CHALLENGE -> Pick out every line that holds the string "this" and copy it.

Extracted data entries:
______

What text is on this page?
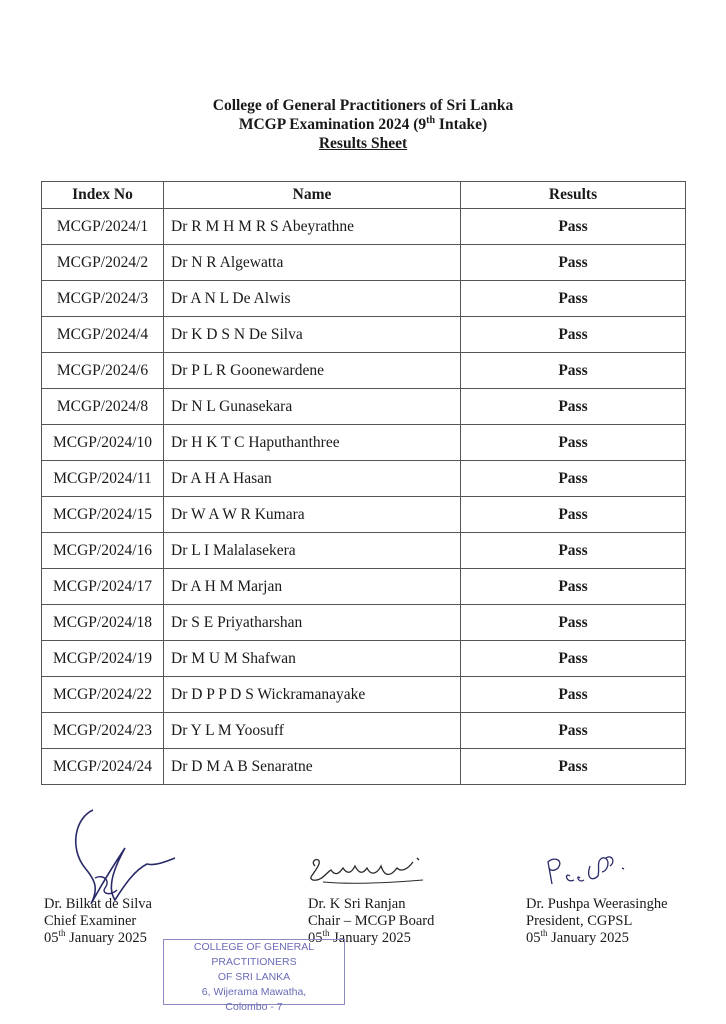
College of General Practitioners of Sri Lanka
MCGP Examination 2024 (9th Intake)
Results Sheet
Index No	Name	Results
MCGP/2024/1	Dr R M H M R S Abeyrathne	Pass
MCGP/2024/2	Dr N R Algewatta	Pass
MCGP/2024/3	Dr A N L De Alwis	Pass
MCGP/2024/4	Dr K D S N De Silva	Pass
MCGP/2024/6	Dr P L R Goonewardene	Pass
MCGP/2024/8	Dr N L Gunasekara	Pass
MCGP/2024/10	Dr H K T C Haputhanthree	Pass
MCGP/2024/11	Dr A H A Hasan	Pass
MCGP/2024/15	Dr W A W R Kumara	Pass
MCGP/2024/16	Dr L I Malalasekera	Pass
MCGP/2024/17	Dr A H M Marjan	Pass
MCGP/2024/18	Dr S E Priyatharshan	Pass
MCGP/2024/19	Dr M U M Shafwan	Pass
MCGP/2024/22	Dr D P P D S Wickramanayake	Pass
MCGP/2024/23	Dr Y L M Yoosuff	Pass
MCGP/2024/24	Dr D M A B Senaratne	Pass
Dr. Bilkat de Silva
Chief Examiner
05th January 2025
Dr. K Sri Ranjan
Chair – MCGP Board
05th January 2025
Dr. Pushpa Weerasinghe
President, CGPSL
05th January 2025
COLLEGE OF GENERAL PRACTITIONERS
OF SRI LANKA
6, Wijerama Mawatha,
Colombo - 7
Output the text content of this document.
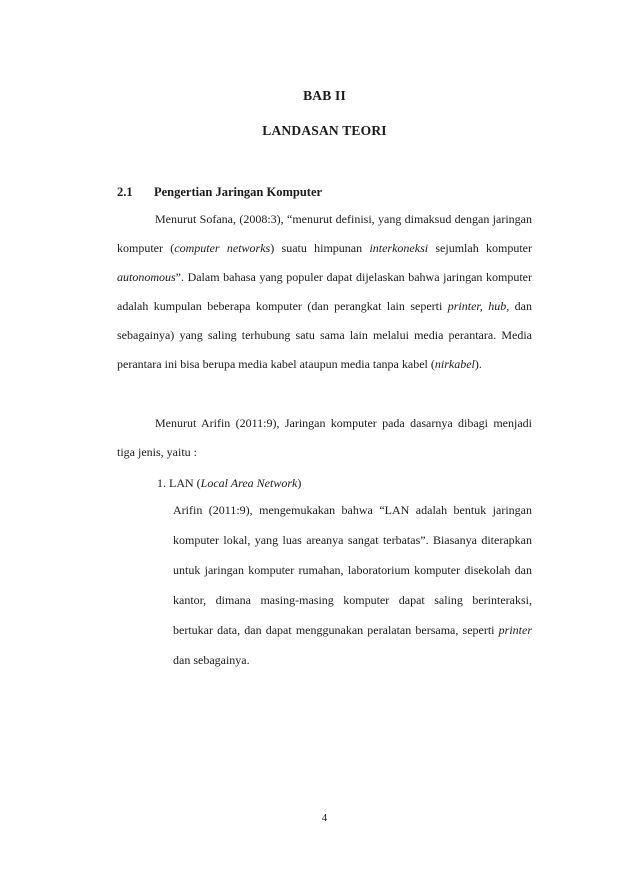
BAB II
LANDASAN TEORI
2.1 Pengertian Jaringan Komputer

Menurut Sofana, (2008:3), “menurut definisi, yang dimaksud dengan jaringan komputer (computer networks) suatu himpunan interkoneksi sejumlah komputer autonomous”. Dalam bahasa yang populer dapat dijelaskan bahwa jaringan komputer adalah kumpulan beberapa komputer (dan perangkat lain seperti printer, hub, dan sebagainya) yang saling terhubung satu sama lain melalui media perantara. Media perantara ini bisa berupa media kabel ataupun media tanpa kabel (nirkabel).

Menurut Arifin (2011:9), Jaringan komputer pada dasarnya dibagi menjadi tiga jenis, yaitu :

1. LAN (Local Area Network)

Arifin (2011:9), mengemukakan bahwa “LAN adalah bentuk jaringan komputer lokal, yang luas areanya sangat terbatas”. Biasanya diterapkan untuk jaringan komputer rumahan, laboratorium komputer disekolah dan kantor, dimana masing-masing komputer dapat saling berinteraksi, bertukar data, dan dapat menggunakan peralatan bersama, seperti printer dan sebagainya.

4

______

OUTPUT ->
What text is on this page?
Output the text content of this document.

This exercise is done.